Copy out the entries exactly, from the first line to the last.

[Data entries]
════════

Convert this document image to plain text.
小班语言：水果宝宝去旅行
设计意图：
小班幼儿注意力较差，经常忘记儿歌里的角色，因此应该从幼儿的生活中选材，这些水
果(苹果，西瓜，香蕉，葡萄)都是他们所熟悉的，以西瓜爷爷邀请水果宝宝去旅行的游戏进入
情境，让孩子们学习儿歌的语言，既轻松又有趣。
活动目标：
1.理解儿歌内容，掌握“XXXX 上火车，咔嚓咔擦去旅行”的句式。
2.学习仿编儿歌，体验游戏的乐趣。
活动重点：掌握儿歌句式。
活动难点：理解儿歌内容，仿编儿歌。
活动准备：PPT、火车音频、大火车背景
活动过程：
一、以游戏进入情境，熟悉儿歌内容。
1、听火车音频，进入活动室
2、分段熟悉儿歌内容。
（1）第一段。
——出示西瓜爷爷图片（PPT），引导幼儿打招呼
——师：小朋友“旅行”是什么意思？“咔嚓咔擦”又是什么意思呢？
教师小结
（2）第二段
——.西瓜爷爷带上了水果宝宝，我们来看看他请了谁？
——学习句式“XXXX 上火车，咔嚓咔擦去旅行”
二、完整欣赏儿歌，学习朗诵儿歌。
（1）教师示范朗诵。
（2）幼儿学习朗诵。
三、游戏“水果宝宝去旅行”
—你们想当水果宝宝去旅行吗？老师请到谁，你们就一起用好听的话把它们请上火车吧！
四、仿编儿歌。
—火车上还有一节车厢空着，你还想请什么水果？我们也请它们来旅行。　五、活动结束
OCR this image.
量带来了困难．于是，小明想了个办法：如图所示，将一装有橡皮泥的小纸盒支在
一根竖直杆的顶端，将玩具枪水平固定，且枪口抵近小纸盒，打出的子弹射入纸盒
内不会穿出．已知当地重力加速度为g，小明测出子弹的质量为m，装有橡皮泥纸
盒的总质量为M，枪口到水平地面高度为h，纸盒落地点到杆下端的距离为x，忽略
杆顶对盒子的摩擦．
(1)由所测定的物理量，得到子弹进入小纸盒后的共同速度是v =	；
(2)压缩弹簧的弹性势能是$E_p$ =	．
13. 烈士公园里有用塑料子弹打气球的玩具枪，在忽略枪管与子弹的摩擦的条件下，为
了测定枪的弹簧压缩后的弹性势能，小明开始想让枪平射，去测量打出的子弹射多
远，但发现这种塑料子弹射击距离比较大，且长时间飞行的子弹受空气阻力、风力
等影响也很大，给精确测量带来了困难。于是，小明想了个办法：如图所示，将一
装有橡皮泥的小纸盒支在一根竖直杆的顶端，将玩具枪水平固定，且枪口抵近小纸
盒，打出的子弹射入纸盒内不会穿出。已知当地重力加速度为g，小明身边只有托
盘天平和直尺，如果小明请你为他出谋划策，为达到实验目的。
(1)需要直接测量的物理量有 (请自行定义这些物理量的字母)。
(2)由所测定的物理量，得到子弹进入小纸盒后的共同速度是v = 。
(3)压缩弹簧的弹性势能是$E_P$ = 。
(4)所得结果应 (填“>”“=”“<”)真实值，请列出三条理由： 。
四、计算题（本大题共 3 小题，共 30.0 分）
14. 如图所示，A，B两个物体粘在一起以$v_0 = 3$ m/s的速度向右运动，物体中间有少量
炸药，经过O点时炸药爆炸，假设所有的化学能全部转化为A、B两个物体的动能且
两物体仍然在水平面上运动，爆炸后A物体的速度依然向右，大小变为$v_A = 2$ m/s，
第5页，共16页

════════

FULL RESPONSE
Convert this document image to plain text.
小班语言：水果宝宝去旅行
设计意图：
小班幼儿注意力较差，经常忘记儿歌里的角色，因此应该从幼儿的生活中选材，这些水
果(苹果，西瓜，香蕉，葡萄)都是他们所熟悉的，以西瓜爷爷邀请水果宝宝去旅行的游戏进入
情境，让孩子们学习儿歌的语言，既轻松又有趣。
活动目标：
1.理解儿歌内容，掌握“XXXX 上火车，咔嚓咔擦去旅行”的句式。
2.学习仿编儿歌，体验游戏的乐趣。
活动重点：掌握儿歌句式。
活动难点：理解儿歌内容，仿编儿歌。
活动准备：PPT、火车音频、大火车背景
活动过程：
一、以游戏进入情境，熟悉儿歌内容。
1、听火车音频，进入活动室
2、分段熟悉儿歌内容。
（1）第一段。
——出示西瓜爷爷图片（PPT），引导幼儿打招呼
——师：小朋友“旅行”是什么意思？“咔嚓咔擦”又是什么意思呢？
教师小结
（2）第二段
——.西瓜爷爷带上了水果宝宝，我们来看看他请了谁？
——学习句式“XXXX 上火车，咔嚓咔擦去旅行”
二、完整欣赏儿歌，学习朗诵儿歌。
（1）教师示范朗诵。
（2）幼儿学习朗诵。
三、游戏“水果宝宝去旅行”
—你们想当水果宝宝去旅行吗？老师请到谁，你们就一起用好听的话把它们请上火车吧！
四、仿编儿歌。
—火车上还有一节车厢空着，你还想请什么水果？我们也请它们来旅行。　五、活动结束
OCR this image.
量带来了困难．于是，小明想了个办法：如图所示，将一装有橡皮泥的小纸盒支在
一根竖直杆的顶端，将玩具枪水平固定，且枪口抵近小纸盒，打出的子弹射入纸盒
内不会穿出．已知当地重力加速度为g，小明测出子弹的质量为m，装有橡皮泥纸
盒的总质量为M，枪口到水平地面高度为h，纸盒落地点到杆下端的距离为x，忽略
杆顶对盒子的摩擦．
(1)由所测定的物理量，得到子弹进入小纸盒后的共同速度是v =	；
(2)压缩弹簧的弹性势能是$E_p$ =	．
13. 烈士公园里有用塑料子弹打气球的玩具枪，在忽略枪管与子弹的摩擦的条件下，为
了测定枪的弹簧压缩后的弹性势能，小明开始想让枪平射，去测量打出的子弹射多
远，但发现这种塑料子弹射击距离比较大，且长时间飞行的子弹受空气阻力、风力
等影响也很大，给精确测量带来了困难。于是，小明想了个办法：如图所示，将一
装有橡皮泥的小纸盒支在一根竖直杆的顶端，将玩具枪水平固定，且枪口抵近小纸
盒，打出的子弹射入纸盒内不会穿出。已知当地重力加速度为g，小明身边只有托
盘天平和直尺，如果小明请你为他出谋划策，为达到实验目的。
(1)需要直接测量的物理量有 (请自行定义这些物理量的字母)。
(2)由所测定的物理量，得到子弹进入小纸盒后的共同速度是v = 。
(3)压缩弹簧的弹性势能是$E_P$ = 。
(4)所得结果应 (填“>”“=”“<”)真实值，请列出三条理由： 。
四、计算题（本大题共 3 小题，共 30.0 分）
14. 如图所示，A，B两个物体粘在一起以$v_0 = 3$ m/s的速度向右运动，物体中间有少量
炸药，经过O点时炸药爆炸，假设所有的化学能全部转化为A、B两个物体的动能且
两物体仍然在水平面上运动，爆炸后A物体的速度依然向右，大小变为$v_A = 2$ m/s，
第5页，共16页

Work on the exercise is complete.